§ **STATED PROBLEM**
Gather every line below where "отказа" appears.
········
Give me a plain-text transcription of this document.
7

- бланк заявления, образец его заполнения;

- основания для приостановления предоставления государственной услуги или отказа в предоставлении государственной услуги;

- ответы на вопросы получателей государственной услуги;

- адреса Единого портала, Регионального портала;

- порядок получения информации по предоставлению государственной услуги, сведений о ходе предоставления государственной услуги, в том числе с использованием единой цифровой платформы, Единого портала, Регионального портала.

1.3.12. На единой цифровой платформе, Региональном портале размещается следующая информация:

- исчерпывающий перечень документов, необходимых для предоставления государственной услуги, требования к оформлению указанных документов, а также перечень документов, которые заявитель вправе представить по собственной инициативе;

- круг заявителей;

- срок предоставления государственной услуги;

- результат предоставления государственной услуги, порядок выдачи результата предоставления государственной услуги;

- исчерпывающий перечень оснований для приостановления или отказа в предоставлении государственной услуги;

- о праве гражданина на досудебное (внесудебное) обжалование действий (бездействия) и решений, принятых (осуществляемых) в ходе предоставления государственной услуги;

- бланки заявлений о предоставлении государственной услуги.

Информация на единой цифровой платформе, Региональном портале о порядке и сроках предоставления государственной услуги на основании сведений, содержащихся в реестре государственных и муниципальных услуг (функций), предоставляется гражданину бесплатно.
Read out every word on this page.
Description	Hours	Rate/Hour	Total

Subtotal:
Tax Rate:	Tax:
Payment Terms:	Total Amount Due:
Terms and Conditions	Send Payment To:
········
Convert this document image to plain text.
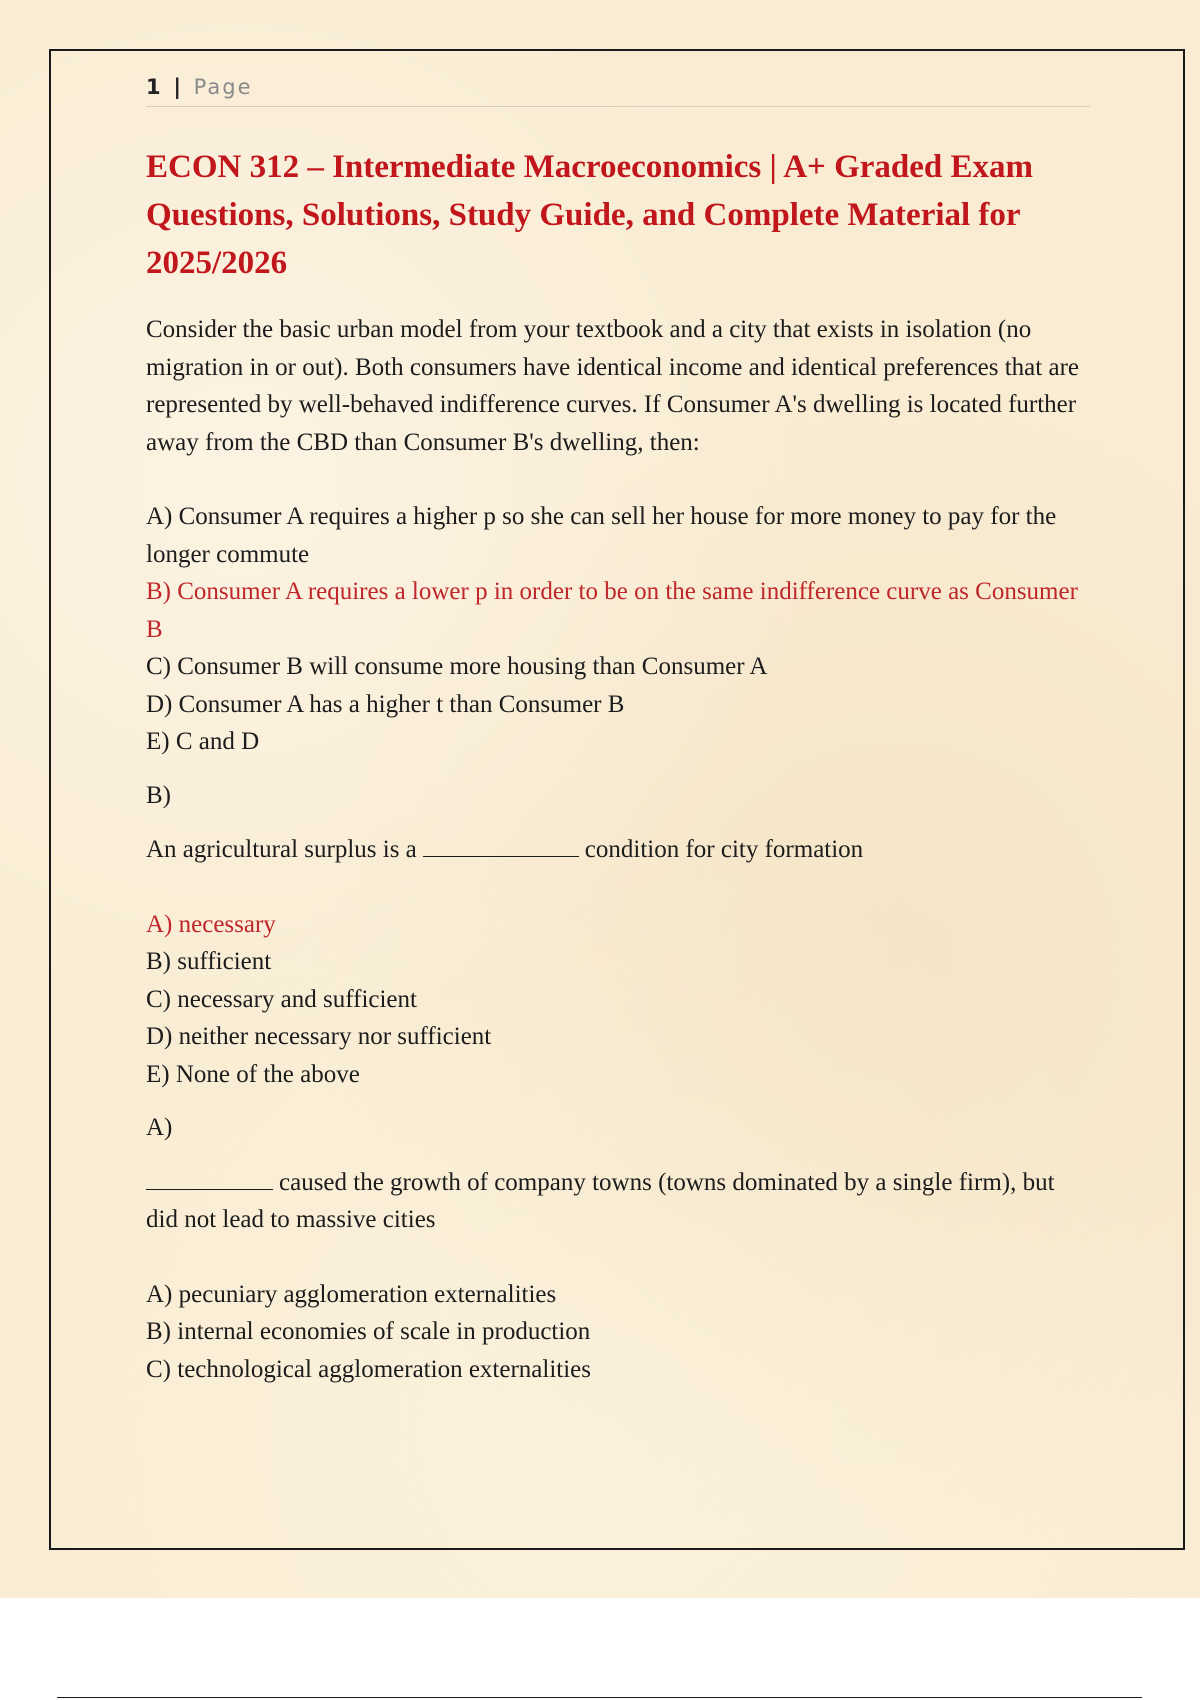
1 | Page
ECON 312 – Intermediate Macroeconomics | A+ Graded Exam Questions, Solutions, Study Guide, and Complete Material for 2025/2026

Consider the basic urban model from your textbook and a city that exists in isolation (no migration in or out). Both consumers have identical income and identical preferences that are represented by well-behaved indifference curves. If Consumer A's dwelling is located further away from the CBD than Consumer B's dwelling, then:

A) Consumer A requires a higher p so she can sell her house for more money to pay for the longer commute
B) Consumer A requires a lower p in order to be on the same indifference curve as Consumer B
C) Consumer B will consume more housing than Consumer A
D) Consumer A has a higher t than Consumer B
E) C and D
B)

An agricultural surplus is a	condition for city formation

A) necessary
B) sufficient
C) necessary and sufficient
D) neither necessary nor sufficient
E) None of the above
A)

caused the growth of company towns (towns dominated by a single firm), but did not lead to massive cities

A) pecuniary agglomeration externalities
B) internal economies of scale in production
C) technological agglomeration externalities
········
§ **THE REPLY**
- основания для приостановления предоставления государственной услуги или отказа в предоставлении государственной услуги;
- исчерпывающий перечень оснований для приостановления или отказа в предоставлении государственной услуги;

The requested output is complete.